- Written request
Return the lines below that carry the word "Sikora".
## begin Stored records
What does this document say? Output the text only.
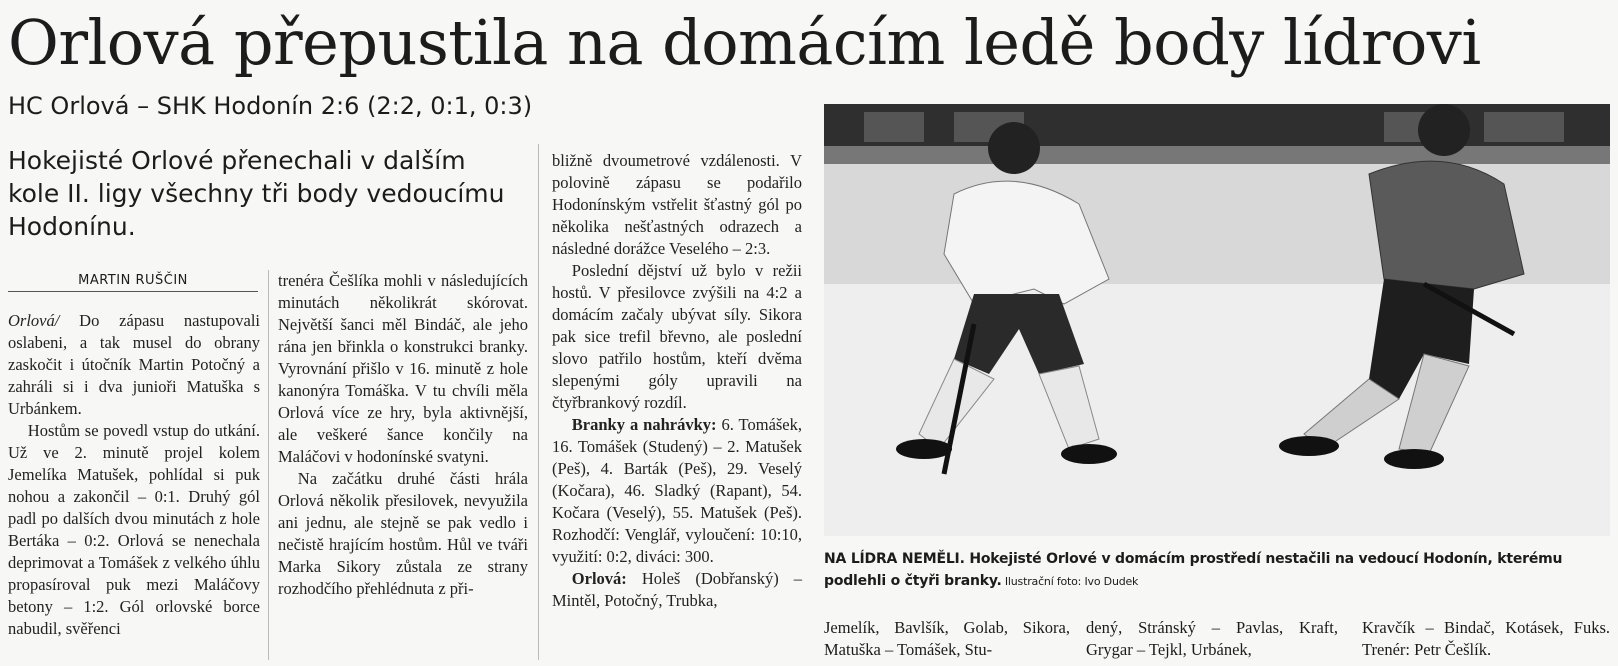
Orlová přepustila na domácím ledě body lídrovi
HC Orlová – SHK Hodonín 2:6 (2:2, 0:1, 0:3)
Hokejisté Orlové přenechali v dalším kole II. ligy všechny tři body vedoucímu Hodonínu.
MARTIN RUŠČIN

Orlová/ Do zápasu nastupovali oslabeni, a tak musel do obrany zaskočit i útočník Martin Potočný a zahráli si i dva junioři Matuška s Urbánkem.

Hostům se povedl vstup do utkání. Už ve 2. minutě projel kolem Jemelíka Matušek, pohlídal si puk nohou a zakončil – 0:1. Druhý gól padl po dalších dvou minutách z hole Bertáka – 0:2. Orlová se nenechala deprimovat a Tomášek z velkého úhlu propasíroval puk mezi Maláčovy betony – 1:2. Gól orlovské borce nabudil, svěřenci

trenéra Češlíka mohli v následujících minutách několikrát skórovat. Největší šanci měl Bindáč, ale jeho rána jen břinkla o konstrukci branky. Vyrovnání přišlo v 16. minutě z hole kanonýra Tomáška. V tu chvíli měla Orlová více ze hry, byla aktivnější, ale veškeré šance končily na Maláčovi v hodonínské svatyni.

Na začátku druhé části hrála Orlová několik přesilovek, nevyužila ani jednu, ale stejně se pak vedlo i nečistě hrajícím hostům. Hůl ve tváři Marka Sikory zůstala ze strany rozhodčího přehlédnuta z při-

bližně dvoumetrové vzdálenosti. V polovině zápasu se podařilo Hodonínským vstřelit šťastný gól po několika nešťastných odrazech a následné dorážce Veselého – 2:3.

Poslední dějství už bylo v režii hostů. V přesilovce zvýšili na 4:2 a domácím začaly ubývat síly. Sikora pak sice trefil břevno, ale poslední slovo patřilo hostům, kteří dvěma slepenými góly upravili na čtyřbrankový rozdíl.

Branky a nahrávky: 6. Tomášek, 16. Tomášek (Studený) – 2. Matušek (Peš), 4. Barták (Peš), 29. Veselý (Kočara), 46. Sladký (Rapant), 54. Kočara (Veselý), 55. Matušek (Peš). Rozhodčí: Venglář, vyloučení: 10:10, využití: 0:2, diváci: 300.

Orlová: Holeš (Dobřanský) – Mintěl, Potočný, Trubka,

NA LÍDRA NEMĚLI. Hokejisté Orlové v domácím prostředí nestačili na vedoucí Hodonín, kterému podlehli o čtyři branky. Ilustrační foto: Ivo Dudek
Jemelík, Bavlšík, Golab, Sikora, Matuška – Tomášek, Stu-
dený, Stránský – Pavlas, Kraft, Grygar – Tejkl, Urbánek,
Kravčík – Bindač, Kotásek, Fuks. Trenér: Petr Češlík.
## end Stored records
- Solved exercise
Poslední dějství už bylo v režii hostů. V přesilovce zvýšili na 4:2 a domácím začaly ubývat síly. Sikora pak sice trefil břevno, ale poslední slovo patřilo hostům, kteří dvěma slepenými góly upravili na čtyřbrankový rozdíl.
Jemelík, Bavlšík, Golab, Sikora, Matuška – Tomášek, Stu-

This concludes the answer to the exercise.